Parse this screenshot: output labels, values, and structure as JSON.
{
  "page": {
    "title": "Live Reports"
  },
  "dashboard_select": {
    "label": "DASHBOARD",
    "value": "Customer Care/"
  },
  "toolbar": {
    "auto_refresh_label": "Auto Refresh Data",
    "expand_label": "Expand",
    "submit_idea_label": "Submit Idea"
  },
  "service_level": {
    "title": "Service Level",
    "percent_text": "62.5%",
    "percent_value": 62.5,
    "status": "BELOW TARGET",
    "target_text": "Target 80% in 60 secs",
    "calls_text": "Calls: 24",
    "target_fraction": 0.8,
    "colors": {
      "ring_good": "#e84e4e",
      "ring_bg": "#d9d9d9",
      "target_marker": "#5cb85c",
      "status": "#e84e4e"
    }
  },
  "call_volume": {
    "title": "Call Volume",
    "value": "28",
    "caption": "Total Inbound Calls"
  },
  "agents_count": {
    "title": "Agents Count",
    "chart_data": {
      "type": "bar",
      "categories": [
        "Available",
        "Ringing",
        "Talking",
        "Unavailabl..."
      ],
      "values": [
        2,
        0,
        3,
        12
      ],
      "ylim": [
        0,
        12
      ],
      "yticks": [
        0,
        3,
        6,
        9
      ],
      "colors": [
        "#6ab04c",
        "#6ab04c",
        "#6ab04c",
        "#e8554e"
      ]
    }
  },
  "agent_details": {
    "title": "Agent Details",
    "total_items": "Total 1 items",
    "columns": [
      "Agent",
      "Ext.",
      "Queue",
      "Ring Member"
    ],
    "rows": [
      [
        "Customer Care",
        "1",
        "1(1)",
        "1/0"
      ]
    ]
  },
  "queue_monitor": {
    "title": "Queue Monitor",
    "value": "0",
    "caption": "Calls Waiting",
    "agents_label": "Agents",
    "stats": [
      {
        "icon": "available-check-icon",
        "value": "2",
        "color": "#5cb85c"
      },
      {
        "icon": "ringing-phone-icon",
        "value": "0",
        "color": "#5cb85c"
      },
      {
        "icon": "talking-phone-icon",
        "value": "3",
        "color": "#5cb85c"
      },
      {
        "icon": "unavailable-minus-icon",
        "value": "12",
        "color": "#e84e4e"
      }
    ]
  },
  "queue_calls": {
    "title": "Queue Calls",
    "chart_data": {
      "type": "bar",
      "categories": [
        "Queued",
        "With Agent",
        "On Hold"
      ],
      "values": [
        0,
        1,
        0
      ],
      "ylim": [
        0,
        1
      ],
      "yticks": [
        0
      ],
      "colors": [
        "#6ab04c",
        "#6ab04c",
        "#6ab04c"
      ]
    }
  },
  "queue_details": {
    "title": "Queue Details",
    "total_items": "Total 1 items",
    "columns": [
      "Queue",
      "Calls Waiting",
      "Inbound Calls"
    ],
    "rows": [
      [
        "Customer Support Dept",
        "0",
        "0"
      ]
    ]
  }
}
_ _ _ _
Exercise requirements.
Go through the records and gather the lines that hold "Waiting".

Correct result.
    "caption": "Calls Waiting",
      "Calls Waiting",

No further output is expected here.